28 February 2010

Remember 228

The moon was fully round, bright and hanging low. All around us, the explosion and cracking of fireworks that momentarily dazzle the skies and fill the air with smoke. People with happy faces wander the streets, while children bounce around with lanterns dangling from their ha nds. The first full moon after the lunar new year marks the end of the season of festivities, and is celebrate with fireworks and eating glutinous rice balls (湯圓) filled with sesame or peanut paste.

This year, this big festival happens to fall on February 28 (228), a momentous day and turning point in Taiwan's modern political history. Next the celebrations and joyous ceremonies at crowded temples, for many, this day is a reminder of Taiwan's dark totalitarian past. For it was on this day in 1947 that the beginnings of the White Terror era began. To those who have lost family and friends, 228 brings back painful memories. To others, it is a day to be free from work, as it is also Peace Memorial Day. Perhaps not without reason.

Walking around the streets of Taiwan, you can feel the prosperity and abundant vibrant life and culture that people enjoy today. Today's Taiwan is a democracy, founded on the rule of law that defends the rights of its many peoples of different origins. Taiwanese, Hakka, Mainland Chinese, Aboriginals and New Immigrants, such as Filipinos, Vietnamese, Indonesians and other South East Asians, live on this tiny piece of land. Despite random acts of fist-fighting in parliament, and the seemingly ominous murders and rampant disasters that the media love to focus on, Taiwan today is a harmonious society.

But it was not always so. 228 in 1947 marked the beginning of a brutal crackdown against influential Taiwanese people by the invading Chiang Kai-Shek regime.

...troops from the mainland arrived ... and indulged in three days
of indiscriminate killing and looting. For a time everyone seen on the
streets was shot at, homes were broken into and occupants killed. In the
poorer sections the streets were said to have been littered with dead.
There were instances of beheadings and mutilation of bodies, and
women were raped, the American said.
Two foreign women, who were near at Pingtung near Takao, called the
actions of the Chinese soldiers there a "massacre." They said unarmed
Formosans took over the administration of the town peacefully on March 4
and used the local radio station to caution against violence.
Chinese were well received and invited to lunch with the Formosan
leaders. Later a bigger group of soldiers came and launched a sweep through
the streets.

§ §

Exercise tasks |
• 1. In the 228 post, what are the glutinous rice balls eaten at the full-moon festival filled with?
• 2. Write out the part of the 228 post that opens with the words containing "Remember 228" and closes with "or peanut paste.".

Data shown |
§ §

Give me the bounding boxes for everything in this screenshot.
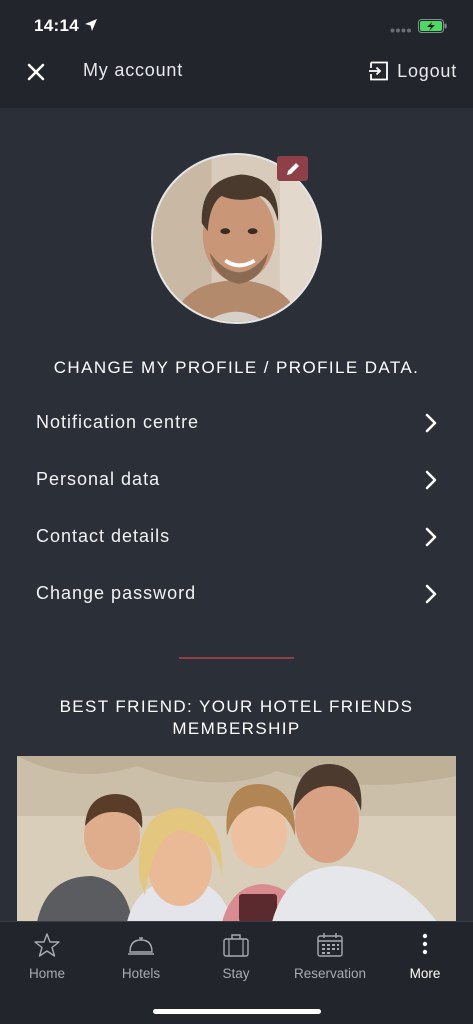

§ §

The answers |
• 1. Sesame or peanut paste.

• 2.
Remember 228

The moon was fully round, bright and hanging low. All around us, the explosion and cracking of fireworks that momentarily dazzle the skies and fill the air with smoke. People with happy faces wander the streets, while children bounce around with lanterns dangling from their ha nds. The first full moon after the lunar new year marks the end of the season of festivities, and is celebrate with fireworks and eating glutinous rice balls (湯圓) filled with sesame or peanut paste.